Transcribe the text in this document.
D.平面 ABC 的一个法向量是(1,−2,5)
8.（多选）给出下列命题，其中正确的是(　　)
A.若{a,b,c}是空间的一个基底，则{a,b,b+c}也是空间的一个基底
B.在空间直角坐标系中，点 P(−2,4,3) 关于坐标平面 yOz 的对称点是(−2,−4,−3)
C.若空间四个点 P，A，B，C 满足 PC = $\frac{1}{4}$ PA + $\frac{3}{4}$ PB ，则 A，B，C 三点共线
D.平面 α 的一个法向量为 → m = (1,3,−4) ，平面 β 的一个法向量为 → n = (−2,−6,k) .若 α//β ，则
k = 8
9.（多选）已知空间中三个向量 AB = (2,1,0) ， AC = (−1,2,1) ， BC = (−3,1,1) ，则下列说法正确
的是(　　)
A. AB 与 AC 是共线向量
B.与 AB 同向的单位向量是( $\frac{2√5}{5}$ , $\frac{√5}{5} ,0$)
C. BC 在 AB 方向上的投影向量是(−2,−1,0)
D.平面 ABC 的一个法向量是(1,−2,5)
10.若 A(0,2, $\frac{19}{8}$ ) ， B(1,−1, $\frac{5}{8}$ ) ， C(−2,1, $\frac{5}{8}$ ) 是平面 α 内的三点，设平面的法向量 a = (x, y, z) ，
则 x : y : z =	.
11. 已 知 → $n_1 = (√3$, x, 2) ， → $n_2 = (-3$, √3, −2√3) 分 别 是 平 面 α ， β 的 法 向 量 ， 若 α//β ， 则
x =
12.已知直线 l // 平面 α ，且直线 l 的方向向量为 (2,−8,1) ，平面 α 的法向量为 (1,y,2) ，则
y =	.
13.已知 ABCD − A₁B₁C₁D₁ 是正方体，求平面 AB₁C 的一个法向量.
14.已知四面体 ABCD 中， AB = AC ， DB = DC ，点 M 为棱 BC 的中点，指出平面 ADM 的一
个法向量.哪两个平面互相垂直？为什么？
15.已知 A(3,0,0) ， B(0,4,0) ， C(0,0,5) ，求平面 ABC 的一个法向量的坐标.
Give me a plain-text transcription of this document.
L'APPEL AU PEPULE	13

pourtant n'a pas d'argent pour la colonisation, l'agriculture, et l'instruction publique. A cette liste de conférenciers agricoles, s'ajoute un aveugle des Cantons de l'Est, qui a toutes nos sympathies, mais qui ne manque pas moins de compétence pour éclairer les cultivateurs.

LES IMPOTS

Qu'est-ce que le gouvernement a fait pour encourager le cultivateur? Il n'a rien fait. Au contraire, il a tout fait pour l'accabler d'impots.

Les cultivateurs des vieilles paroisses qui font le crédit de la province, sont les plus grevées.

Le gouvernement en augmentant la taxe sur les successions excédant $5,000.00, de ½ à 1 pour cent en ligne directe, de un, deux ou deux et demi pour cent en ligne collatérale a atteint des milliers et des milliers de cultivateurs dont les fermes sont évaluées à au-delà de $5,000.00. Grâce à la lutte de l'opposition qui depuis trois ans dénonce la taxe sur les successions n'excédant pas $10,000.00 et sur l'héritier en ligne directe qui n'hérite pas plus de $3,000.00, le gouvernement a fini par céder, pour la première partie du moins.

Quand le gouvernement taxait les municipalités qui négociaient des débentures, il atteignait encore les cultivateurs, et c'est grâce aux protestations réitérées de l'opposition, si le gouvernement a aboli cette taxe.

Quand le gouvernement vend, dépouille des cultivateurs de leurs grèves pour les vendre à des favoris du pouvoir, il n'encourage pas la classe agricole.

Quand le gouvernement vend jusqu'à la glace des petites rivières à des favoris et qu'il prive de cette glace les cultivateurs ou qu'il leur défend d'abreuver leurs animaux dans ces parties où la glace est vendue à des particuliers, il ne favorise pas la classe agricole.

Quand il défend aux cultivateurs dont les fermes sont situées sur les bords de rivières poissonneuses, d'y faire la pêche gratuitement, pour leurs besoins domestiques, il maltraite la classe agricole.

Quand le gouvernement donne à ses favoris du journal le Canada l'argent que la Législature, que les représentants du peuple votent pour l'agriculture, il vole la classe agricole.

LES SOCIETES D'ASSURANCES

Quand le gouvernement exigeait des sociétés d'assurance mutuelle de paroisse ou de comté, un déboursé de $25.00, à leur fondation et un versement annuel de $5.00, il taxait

* STATED TASK
Write out every entry above, word for word.

* RESULT BELOW
Transcribe the text in this document.
D.平面 ABC 的一个法向量是(1,−2,5)
8.（多选）给出下列命题，其中正确的是(　　)
A.若{a,b,c}是空间的一个基底，则{a,b,b+c}也是空间的一个基底
B.在空间直角坐标系中，点 P(−2,4,3) 关于坐标平面 yOz 的对称点是(−2,−4,−3)
C.若空间四个点 P，A，B，C 满足 PC = $\frac{1}{4}$ PA + $\frac{3}{4}$ PB ，则 A，B，C 三点共线
D.平面 α 的一个法向量为 → m = (1,3,−4) ，平面 β 的一个法向量为 → n = (−2,−6,k) .若 α//β ，则
k = 8
9.（多选）已知空间中三个向量 AB = (2,1,0) ， AC = (−1,2,1) ， BC = (−3,1,1) ，则下列说法正确
的是(　　)
A. AB 与 AC 是共线向量
B.与 AB 同向的单位向量是( $\frac{2√5}{5}$ , $\frac{√5}{5} ,0$)
C. BC 在 AB 方向上的投影向量是(−2,−1,0)
D.平面 ABC 的一个法向量是(1,−2,5)
10.若 A(0,2, $\frac{19}{8}$ ) ， B(1,−1, $\frac{5}{8}$ ) ， C(−2,1, $\frac{5}{8}$ ) 是平面 α 内的三点，设平面的法向量 a = (x, y, z) ，
则 x : y : z =	.
11. 已 知 → $n_1 = (√3$, x, 2) ， → $n_2 = (-3$, √3, −2√3) 分 别 是 平 面 α ， β 的 法 向 量 ， 若 α//β ， 则
x =
12.已知直线 l // 平面 α ，且直线 l 的方向向量为 (2,−8,1) ，平面 α 的法向量为 (1,y,2) ，则
y =	.
13.已知 ABCD − A₁B₁C₁D₁ 是正方体，求平面 AB₁C 的一个法向量.
14.已知四面体 ABCD 中， AB = AC ， DB = DC ，点 M 为棱 BC 的中点，指出平面 ADM 的一
个法向量.哪两个平面互相垂直？为什么？
15.已知 A(3,0,0) ， B(0,4,0) ， C(0,0,5) ，求平面 ABC 的一个法向量的坐标.
Give me a plain-text transcription of this document.
L'APPEL AU PEPULE	13

pourtant n'a pas d'argent pour la colonisation, l'agriculture, et l'instruction publique. A cette liste de conférenciers agricoles, s'ajoute un aveugle des Cantons de l'Est, qui a toutes nos sympathies, mais qui ne manque pas moins de compétence pour éclairer les cultivateurs.

LES IMPOTS

Qu'est-ce que le gouvernement a fait pour encourager le cultivateur? Il n'a rien fait. Au contraire, il a tout fait pour l'accabler d'impots.

Les cultivateurs des vieilles paroisses qui font le crédit de la province, sont les plus grevées.

Le gouvernement en augmentant la taxe sur les successions excédant $5,000.00, de ½ à 1 pour cent en ligne directe, de un, deux ou deux et demi pour cent en ligne collatérale a atteint des milliers et des milliers de cultivateurs dont les fermes sont évaluées à au-delà de $5,000.00. Grâce à la lutte de l'opposition qui depuis trois ans dénonce la taxe sur les successions n'excédant pas $10,000.00 et sur l'héritier en ligne directe qui n'hérite pas plus de $3,000.00, le gouvernement a fini par céder, pour la première partie du moins.

Quand le gouvernement taxait les municipalités qui négociaient des débentures, il atteignait encore les cultivateurs, et c'est grâce aux protestations réitérées de l'opposition, si le gouvernement a aboli cette taxe.

Quand le gouvernement vend, dépouille des cultivateurs de leurs grèves pour les vendre à des favoris du pouvoir, il n'encourage pas la classe agricole.

Quand le gouvernement vend jusqu'à la glace des petites rivières à des favoris et qu'il prive de cette glace les cultivateurs ou qu'il leur défend d'abreuver leurs animaux dans ces parties où la glace est vendue à des particuliers, il ne favorise pas la classe agricole.

Quand il défend aux cultivateurs dont les fermes sont situées sur les bords de rivières poissonneuses, d'y faire la pêche gratuitement, pour leurs besoins domestiques, il maltraite la classe agricole.

Quand le gouvernement donne à ses favoris du journal le Canada l'argent que la Législature, que les représentants du peuple votent pour l'agriculture, il vole la classe agricole.

LES SOCIETES D'ASSURANCES

Quand le gouvernement exigeait des sociétés d'assurance mutuelle de paroisse ou de comté, un déboursé de $25.00, à leur fondation et un versement annuel de $5.00, il taxait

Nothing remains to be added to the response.